-- Start of Extracted information --

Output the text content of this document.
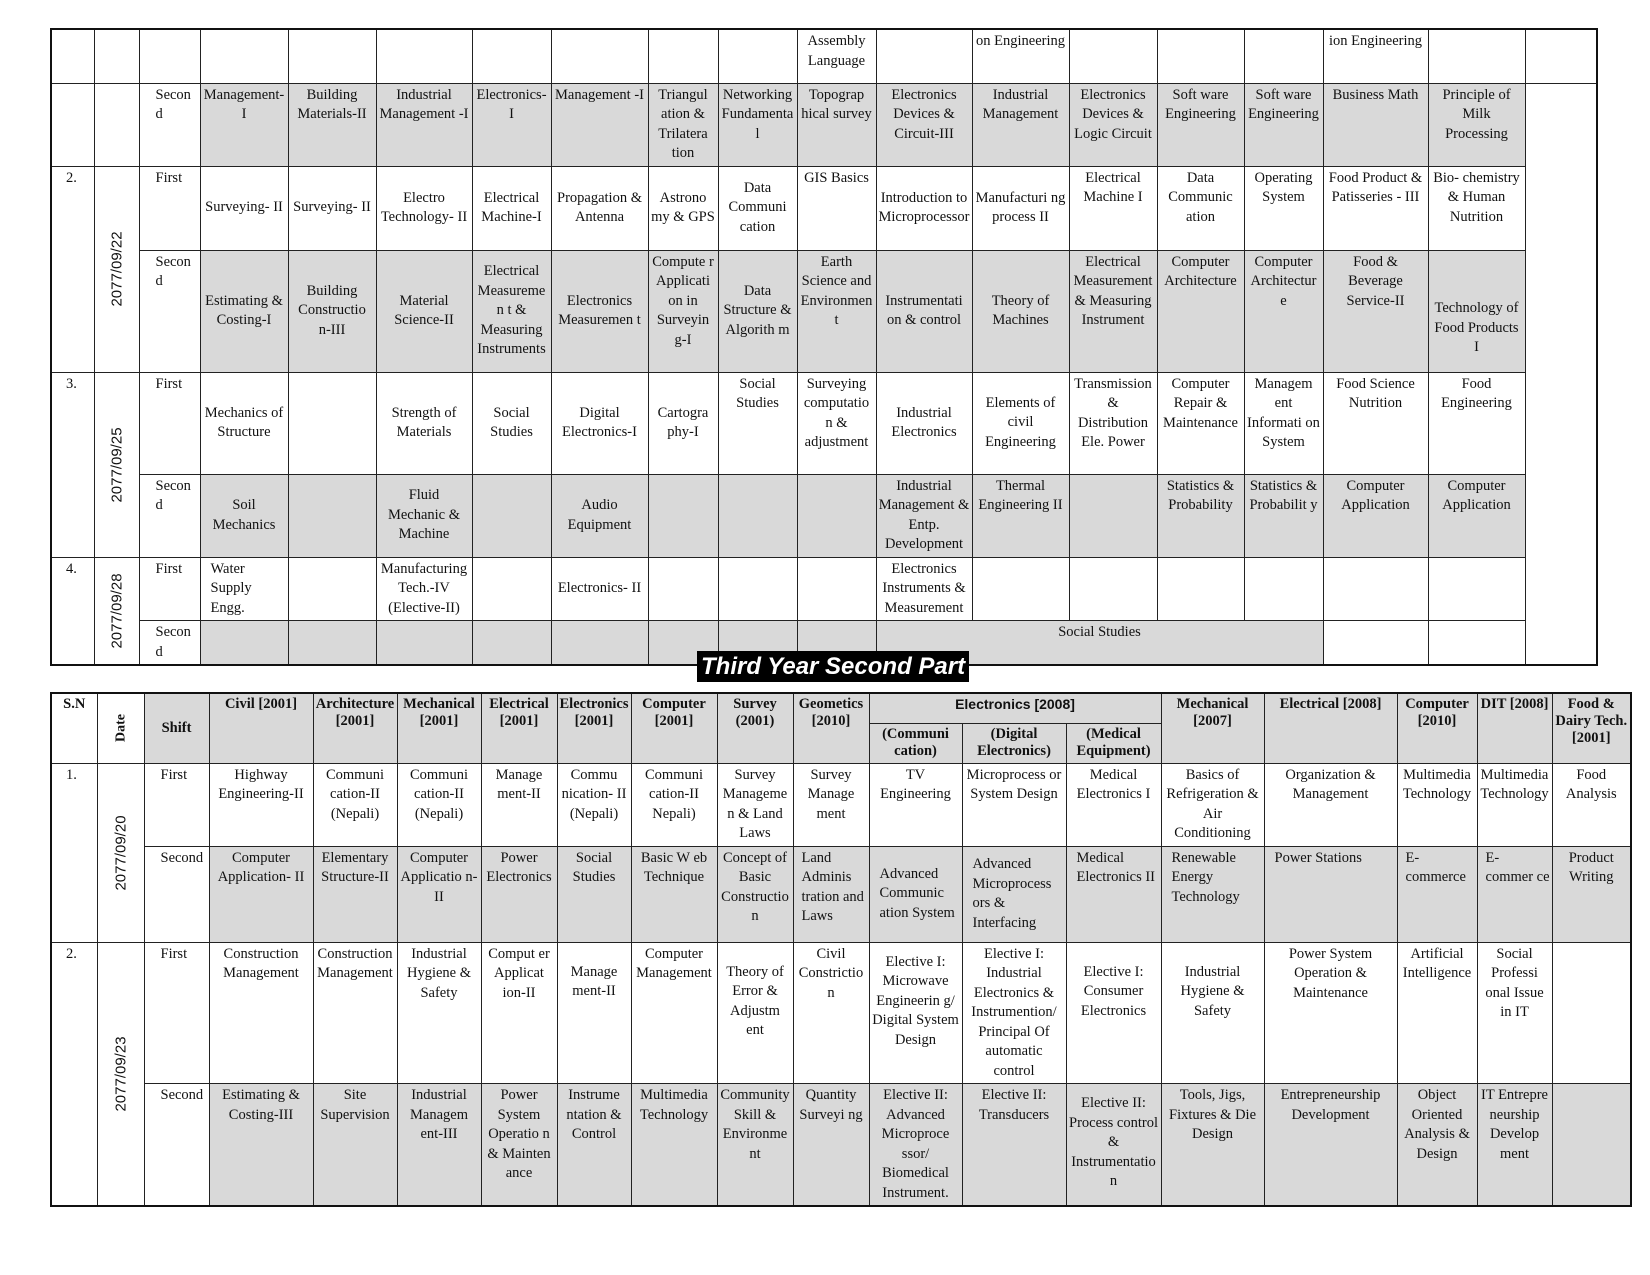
										Assembly Language		on Engineering				ion Engineering		
		Second	Management-I	Building Materials-II	Industrial Management -I	Electronics-I	Management -I	Triangul ation & Trilatera tion	Networking Fundamental	Topograp hical survey	Electronics Devices & Circuit-III	Industrial Management	Electronics Devices & Logic Circuit	Soft ware Engineering	Soft ware Engineering	Business Math	Principle of Milk Processing	
2.	2077/09/22	First	Surveying- II	Surveying- II	Electro Technology- II	Electrical Machine-I	Propagation & Antenna	Astrono my & GPS	Data Communi cation	GIS Basics	Introduction to Microprocessor	Manufacturi ng process II	Electrical Machine I	Data Communic ation	Operating System	Food Product & Patisseries - III	Bio- chemistry & Human Nutrition	
		Second	Estimating & Costing-I	Building Constructio n-III	Material Science-II	Electrical Measuremen t & Measuring Instruments	Electronics Measuremen t	Compute r Applicati on in Surveyin g-I	Data Structure & Algorith m	Earth Science and Environment	Instrumentati on & control	Theory of Machines	Electrical Measurement & Measuring Instrument	Computer Architecture	Computer Architectur e	Food & Beverage Service-II	Technology of Food Products I	
3.	2077/09/25	First	Mechanics of Structure		Strength of Materials	Social Studies	Digital Electronics-I	Cartogra phy-I	Social Studies	Surveying computatio n & adjustment	Industrial Electronics	Elements of civil Engineering	Transmission & Distribution Ele. Power	Computer Repair & Maintenance	Managem ent Informati on System	Food Science Nutrition	Food Engineering	
		Second	Soil Mechanics		Fluid Mechanic & Machine		Audio Equipment				Industrial Management & Entp. Development	Thermal Engineering II		Statistics & Probability	Statistics & Probabilit y	Computer Application	Computer Application	
4.	2077/09/28	First	Water Supply Engg.		Manufacturing Tech.-IV (Elective-II)		Electronics- II				Electronics Instruments & Measurement							
		Second									Social Studies							
Third Year Second Part
S.N	Date	Shift	Civil [2001]	Architecture [2001]	Mechanical [2001]	Electrical [2001]	Electronics [2001]	Computer [2001]	Survey (2001)	Geometics [2010]	Electronics [2008]			Mechanical [2007]	Electrical [2008]	Computer [2010]	DIT [2008]	Food & Dairy Tech.[2001]
											(Communi cation)	(Digital Electronics)	(Medical Equipment)					
1.	2077/09/20	First	Highway Engineering-II	Communi cation-II (Nepali)	Communi cation-II (Nepali)	Manage ment-II	Commu nication- II (Nepali)	Communi cation-II Nepali)	Survey Managemen & Land Laws	Survey Manage ment	TV Engineering	Microprocess or System Design	Medical Electronics I	Basics of Refrigeration & Air Conditioning	Organization & Management	Multimedia Technology	Multimedia Technology	Food Analysis
		Second	Computer Application- II	Elementary Structure-II	Computer Applicatio n-II	Power Electronics	Social Studies	Basic W eb Technique	Concept of Basic Constructio n	Land Adminis tration and Laws	Advanced Communic ation System	Advanced Microprocess ors & Interfacing	Medical Electronics II	Renewable Energy Technology	Power Stations	E- commerce	E- commer ce	Product Writing
2.	2077/09/23	First	Construction Management	Construction Management	Industrial Hygiene & Safety	Comput er Applicat ion-II	Manage ment-II	Computer Management	Theory of Error & Adjustm ent	Civil Constrictio n	Elective I: Microwave Engineerin g/ Digital System Design	Elective I: Industrial Electronics & Instrumention/ Principal Of automatic control	Elective I: Consumer Electronics	Industrial Hygiene & Safety	Power System Operation & Maintenance	Artificial Intelligence	Social Professi onal Issue in IT	
		Second	Estimating & Costing-III	Site Supervision	Industrial Managem ent-III	Power System Operatio n & Mainten ance	Instrume ntation & Control	Multimedia Technology	Community Skill & Environme nt	Quantity Surveyi ng	Elective II: Advanced Microproce ssor/ Biomedical Instrument.	Elective II: Transducers	Elective II: Process control & Instrumentatio n	Tools, Jigs, Fixtures & Die Design	Entrepreneurship Development	Object Oriented Analysis & Design	IT Entrepre neurship Develop ment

-- End of Extracted information --

Stated exercise -
Reproduce every line from the entries that holds the word "Equipment".

Output for this exercise -
		Second	Soil Mechanics		Fluid Mechanic & Machine		Audio Equipment				Industrial Management & Entp. Development	Thermal Engineering II		Statistics & Probability	Statistics & Probabilit y	Computer Application	Computer Application	
											(Communi cation)	(Digital Electronics)	(Medical Equipment)					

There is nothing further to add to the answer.